Recorded data
****************

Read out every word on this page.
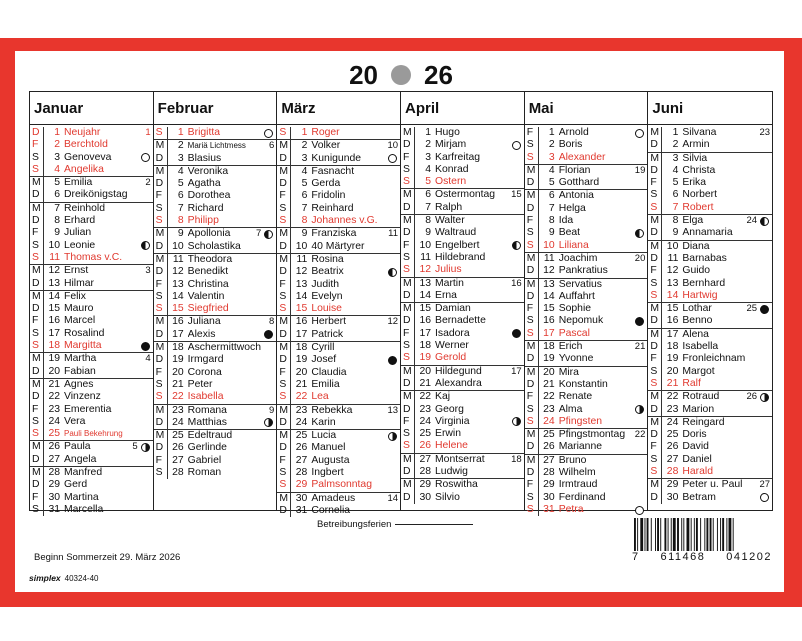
20 26
Januar
D	1 Neujahr	1
F	2 Berchtold
S	3 Genoveva
S	4 Angelika
M	5 Emilia	2
D	6 Dreikönigstag
M	7 Reinhold
D	8 Erhard
F	9 Julian
S 10 Leonie
S 11 Thomas v.C.
M 12 Ernst	3
D 13 Hilmar
M 14 Felix
D 15 Mauro
F 16 Marcel
S 17 Rosalind
S 18 Margitta
M 19 Martha	4
D 20 Fabian
M 21 Agnes
D 22 Vinzenz
F 23 Emerentia
S 24 Vera
S 25 Pauli Bekehrung
M 26 Paula	5
D 27 Angela
M 28 Manfred
D 29 Gerd
F 30 Martina
S 31 Marcella
Februar
S	1 Brigitta
M	2 Mariä Lichtmess	6
D	3 Blasius
M	4 Veronika
D	5 Agatha
F	6 Dorothea
S	7 Richard
S	8 Philipp
M	9 Apollonia	7
D 10 Scholastika
M 11 Theodora
D 12 Benedikt
F 13 Christina
S 14 Valentin
S 15 Siegfried
M 16 Juliana	8
D 17 Alexis
M 18 Aschermittwoch
D 19 Irmgard
F 20 Corona
S 21 Peter
S 22 Isabella
M 23 Romana	9
D 24 Matthias
M 25 Edeltraud
D 26 Gerlinde
F 27 Gabriel
S 28 Roman
März
S	1 Roger
M	2 Volker	10
D	3 Kunigunde
M	4 Fasnacht
D	5 Gerda
F	6 Fridolin
S	7 Reinhard
S	8 Johannes v.G.
M	9 Franziska	11
D 10 40 Märtyrer
M 11 Rosina
D 12 Beatrix
F 13 Judith
S 14 Evelyn
S 15 Louise
M 16 Herbert	12
D 17 Patrick
M 18 Cyrill
D 19 Josef
F 20 Claudia
S 21 Emilia
S 22 Lea
M 23 Rebekka	13
D 24 Karin
M 25 Lucia
D 26 Manuel
F 27 Augusta
S 28 Ingbert
S 29 Palmsonntag
M 30 Amadeus	14
D 31 Cornelia
April
M	1 Hugo
D	2 Mirjam
F	3 Karfreitag
S	4 Konrad
S	5 Ostern
M	6 Ostermontag	15
D	7 Ralph
M	8 Walter
D	9 Waltraud
F 10 Engelbert
S 11 Hildebrand
S 12 Julius
M 13 Martin	16
D 14 Erna
M 15 Damian
D 16 Bernadette
F 17 Isadora
S 18 Werner
S 19 Gerold
M 20 Hildegund	17
D 21 Alexandra
M 22 Kaj
D 23 Georg
F 24 Virginia
S 25 Erwin
S 26 Helene
M 27 Montserrat	18
D 28 Ludwig
M 29 Roswitha
D 30 Silvio
Mai
F	1 Arnold
S	2 Boris
S	3 Alexander
M	4 Florian	19
D	5 Gotthard
M	6 Antonia
D	7 Helga
F	8 Ida
S	9 Beat
S 10 Liliana
M 11 Joachim	20
D 12 Pankratius
M 13 Servatius
D 14 Auffahrt
F 15 Sophie
S 16 Nepomuk
S 17 Pascal
M 18 Erich	21
D 19 Yvonne
M 20 Mira
D 21 Konstantin
F 22 Renate
S 23 Alma
S 24 Pfingsten
M 25 Pfingstmontag	22
D 26 Marianne
M 27 Bruno
D 28 Wilhelm
F 29 Irmtraud
S 30 Ferdinand
S 31 Petra
Juni
M	1 Silvana	23
D	2 Armin
M	3 Silvia
D	4 Christa
F	5 Erika
S	6 Norbert
S	7 Robert
M	8 Elga	24
D	9 Annamaria
M 10 Diana
D 11 Barnabas
F 12 Guido
S 13 Bernhard
S 14 Hartwig
M 15 Lothar	25
D 16 Benno
M 17 Alena
D 18 Isabella
F 19 Fronleichnam
S 20 Margot
S 21 Ralf
M 22 Rotraud	26
D 23 Marion
M 24 Reingard
D 25 Doris
F 26 David
S 27 Daniel
S 28 Harald
M 29 Peter u. Paul	27
D 30 Betram
Betreibungsferien
Beginn Sommerzeit 29. März 2026
simplex 40324-40
7 611468 041202
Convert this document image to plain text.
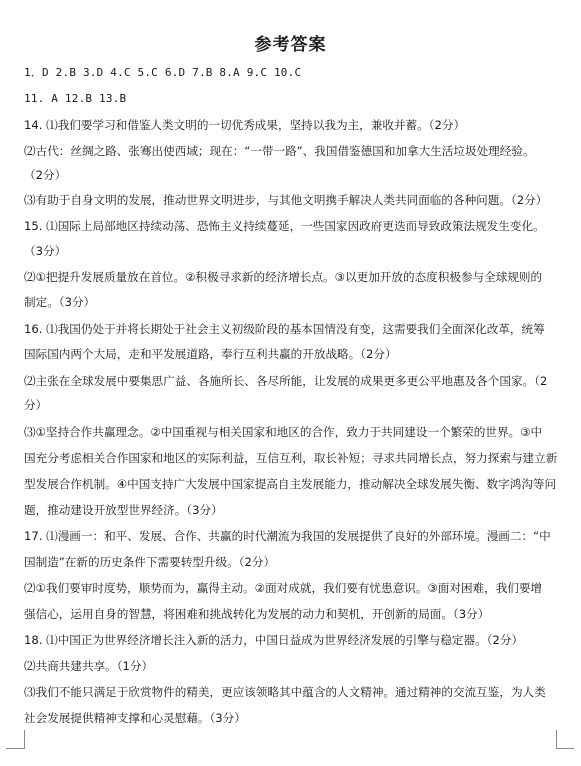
参考答案
1．D 2.B 3.D 4.C 5.C 6.D 7.B 8.A 9.C 10.C
11. A 12.B 13.B
14. ⑴我们要学习和借鉴人类文明的一切优秀成果，坚持以我为主，兼收并蓄。（2分）
⑵古代：丝绸之路、张骞出使西域；现在：“一带一路”、我国借鉴德国和加拿大生活垃圾处理经验。
（2分）
⑶有助于自身文明的发展，推动世界文明进步，与其他文明携手解决人类共同面临的各种问题。（2分）
15. ⑴国际上局部地区持续动荡、恐怖主义持续蔓延，一些国家因政府更迭而导致政策法规发生变化。
（3分）
⑵①把提升发展质量放在首位。②积极寻求新的经济增长点。③以更加开放的态度积极参与全球规则的
制定。（3分）
16. ⑴我国仍处于并将长期处于社会主义初级阶段的基本国情没有变，这需要我们全面深化改革，统筹
国际国内两个大局，走和平发展道路，奉行互利共赢的开放战略。（2分）
⑵主张在全球发展中要集思广益、各施所长、各尽所能，让发展的成果更多更公平地惠及各个国家。（2
分）
⑶①坚持合作共赢理念。②中国重视与相关国家和地区的合作，致力于共同建设一个繁荣的世界。③中
国充分考虑相关合作国家和地区的实际利益，互信互利，取长补短；寻求共同增长点，努力探索与建立新
型发展合作机制。④中国支持广大发展中国家提高自主发展能力，推动解决全球发展失衡、数字鸿沟等问
题，推动建设开放型世界经济。（3分）
17. ⑴漫画一：和平、发展、合作、共赢的时代潮流为我国的发展提供了良好的外部环境。漫画二：“中
国制造”在新的历史条件下需要转型升级。（2分）
⑵①我们要审时度势，顺势而为，赢得主动。②面对成就，我们要有忧患意识。③面对困难，我们要增
强信心，运用自身的智慧，将困难和挑战转化为发展的动力和契机，开创新的局面。（3分）
18. ⑴中国正为世界经济增长注入新的活力，中国日益成为世界经济发展的引擎与稳定器。（2分）
⑵共商共建共享。（1分）
⑶我们不能只满足于欣赏物件的精美，更应该领略其中蕴含的人文精神。通过精神的交流互鉴，为人类
社会发展提供精神支撑和心灵慰藉。（3分）
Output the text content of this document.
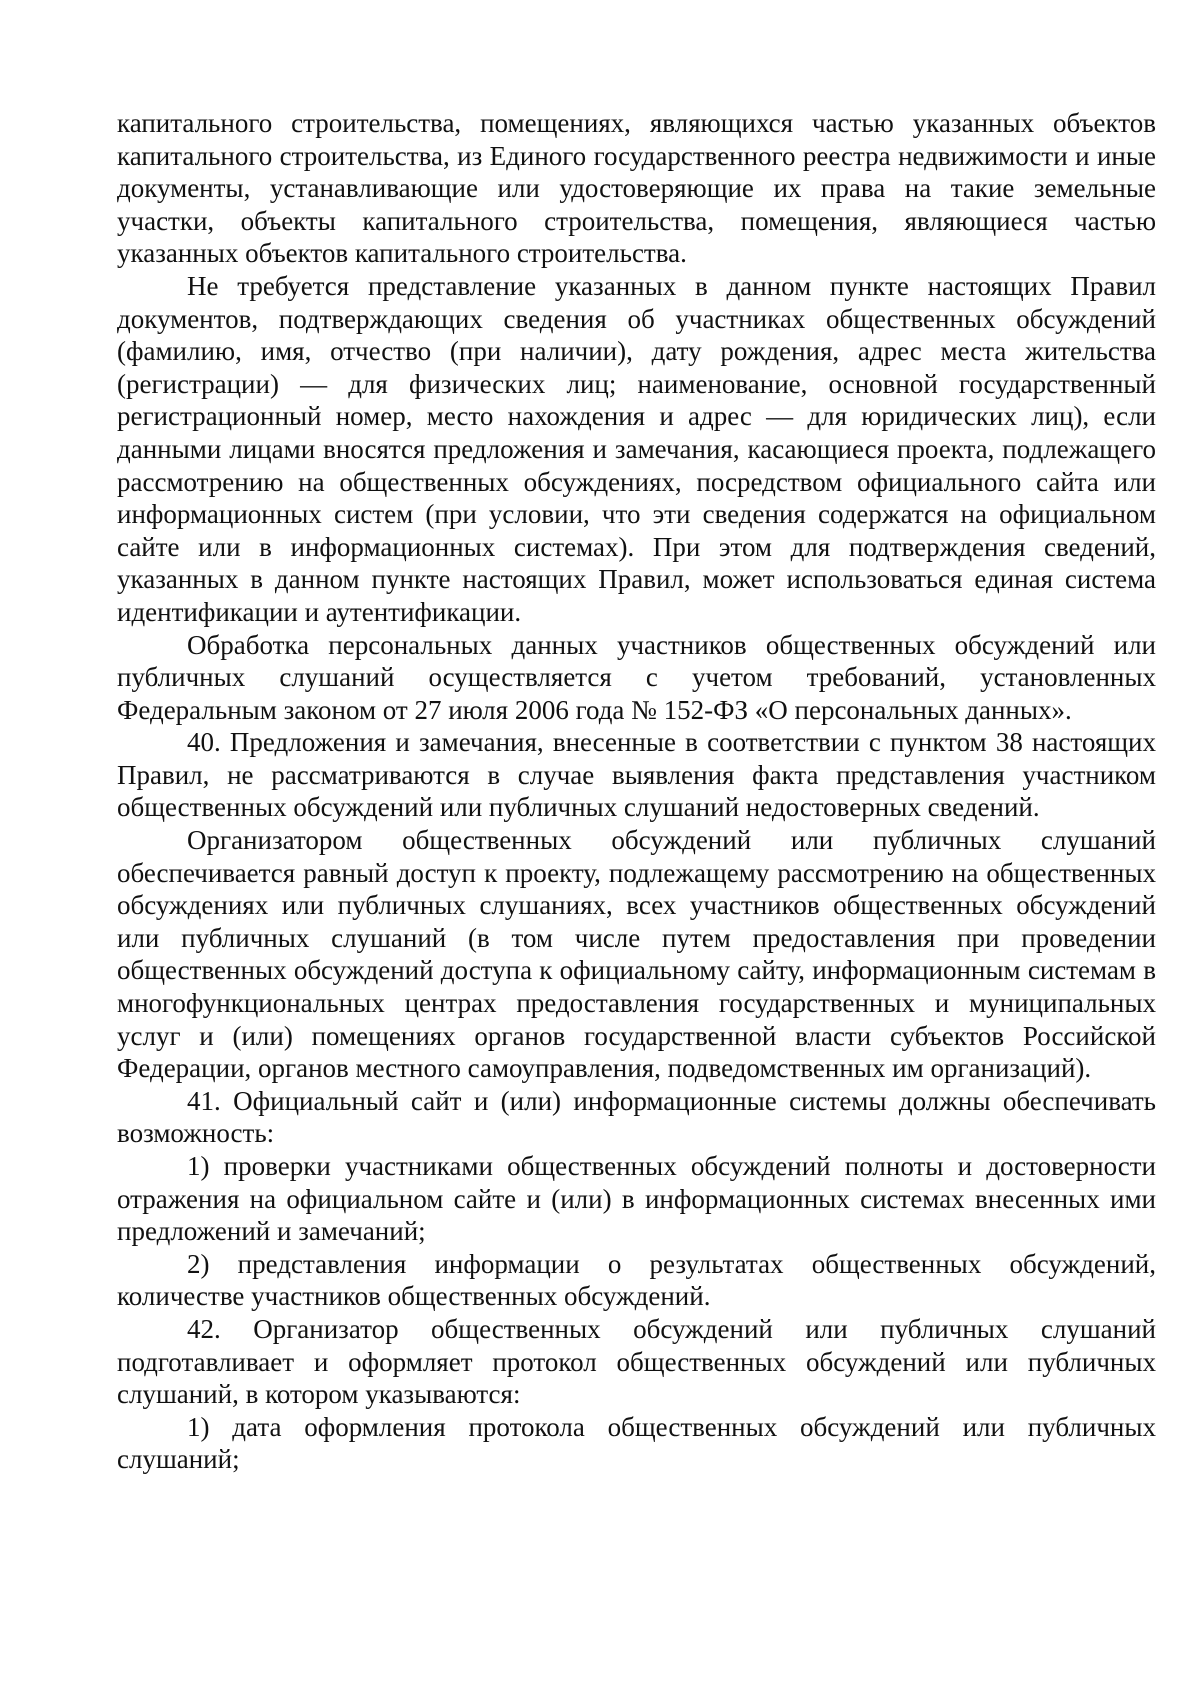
капитального строительства, помещениях, являющихся частью указанных объектов капитального строительства, из Единого государственного реестра недвижимости и иные документы, устанавливающие или удостоверяющие их права на такие земельные участки, объекты капитального строительства, помещения, являющиеся частью указанных объектов капитального строительства.

Не требуется представление указанных в данном пункте настоящих Правил документов, подтверждающих сведения об участниках общественных обсуждений (фамилию, имя, отчество (при наличии), дату рождения, адрес места жительства (регистрации) — для физических лиц; наименование, основной государственный регистрационный номер, место нахождения и адрес — для юридических лиц), если данными лицами вносятся предложения и замечания, касающиеся проекта, подлежащего рассмотрению на общественных обсуждениях, посредством официального сайта или информационных систем (при условии, что эти сведения содержатся на официальном сайте или в информационных системах). При этом для подтверждения сведений, указанных в данном пункте настоящих Правил, может использоваться единая система идентификации и аутентификации.

Обработка персональных данных участников общественных обсуждений или публичных слушаний осуществляется с учетом требований, установленных Федеральным законом от 27 июля 2006 года № 152-ФЗ «О персональных данных».

40. Предложения и замечания, внесенные в соответствии с пунктом 38 настоящих Правил, не рассматриваются в случае выявления факта представления участником общественных обсуждений или публичных слушаний недостоверных сведений.

Организатором общественных обсуждений или публичных слушаний обеспечивается равный доступ к проекту, подлежащему рассмотрению на общественных обсуждениях или публичных слушаниях, всех участников общественных обсуждений или публичных слушаний (в том числе путем предоставления при проведении общественных обсуждений доступа к официальному сайту, информационным системам в многофункциональных центрах предоставления государственных и муниципальных услуг и (или) помещениях органов государственной власти субъектов Российской Федерации, органов местного самоуправления, подведомственных им организаций).

41. Официальный сайт и (или) информационные системы должны обеспечивать возможность:

1) проверки участниками общественных обсуждений полноты и достоверности отражения на официальном сайте и (или) в информационных системах внесенных ими предложений и замечаний;

2) представления информации о результатах общественных обсуждений, количестве участников общественных обсуждений.

42. Организатор общественных обсуждений или публичных слушаний подготавливает и оформляет протокол общественных обсуждений или публичных слушаний, в котором указываются:

1) дата оформления протокола общественных обсуждений или публичных слушаний;
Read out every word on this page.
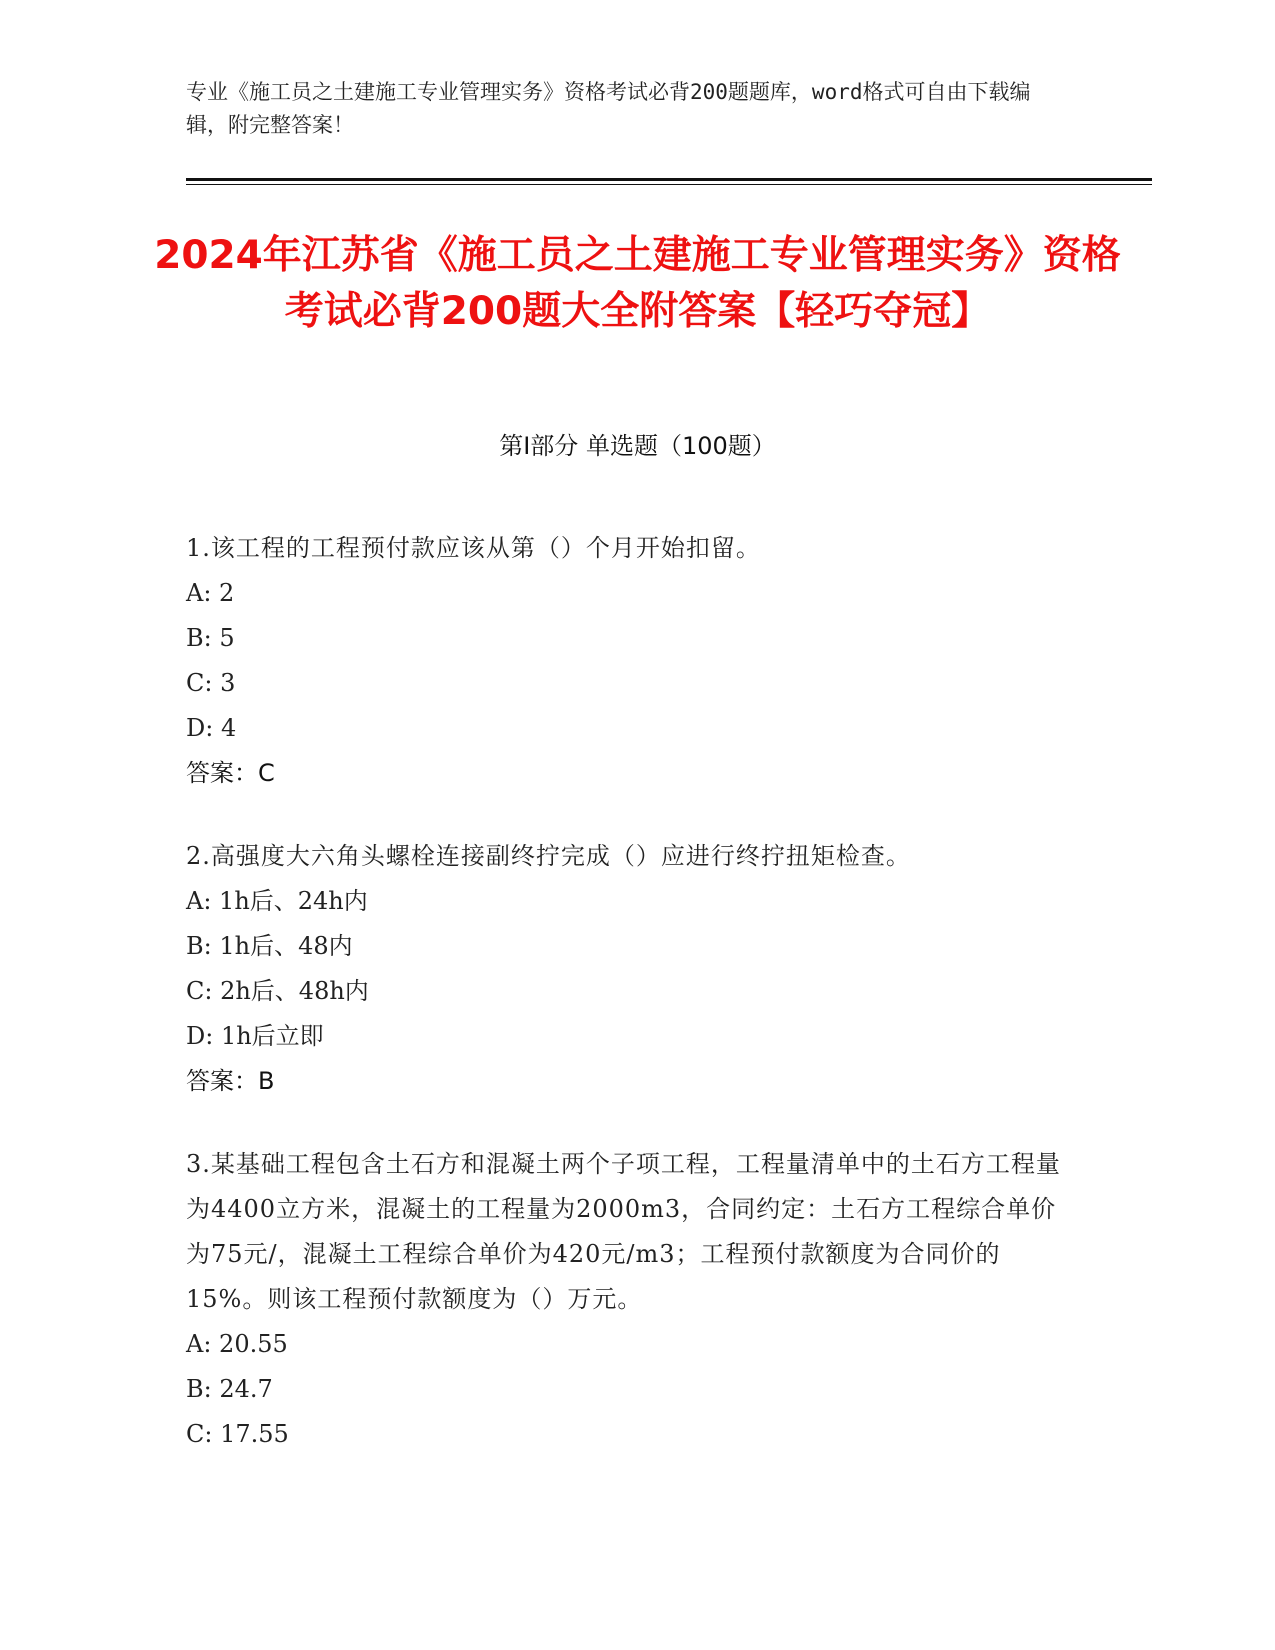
专业《施工员之土建施工专业管理实务》资格考试必背200题题库，word格式可自由下载编辑，附完整答案！
2024年江苏省《施工员之土建施工专业管理实务》资格考试必背200题大全附答案【轻巧夺冠】
第I部分 单选题（100题）

1.该工程的工程预付款应该从第（）个月开始扣留。

A: 2

B: 5

C: 3

D: 4

答案：C

2.高强度大六角头螺栓连接副终拧完成（）应进行终拧扭矩检查。

A: 1h后、24h内

B: 1h后、48内

C: 2h后、48h内

D: 1h后立即

答案：B

3.某基础工程包含土石方和混凝土两个子项工程，工程量清单中的土石方工程量为4400立方米，混凝土的工程量为2000m3，合同约定：土石方工程综合单价为75元/，混凝土工程综合单价为420元/m3；工程预付款额度为合同价的15%。则该工程预付款额度为（）万元。

A: 20.55

B: 24.7

C: 17.55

****************

_GOAL OF THE EXERCISE_. Only a number is wanted here: how many lines in the data above include the string "представления"?

_TASK ANSWER_. 2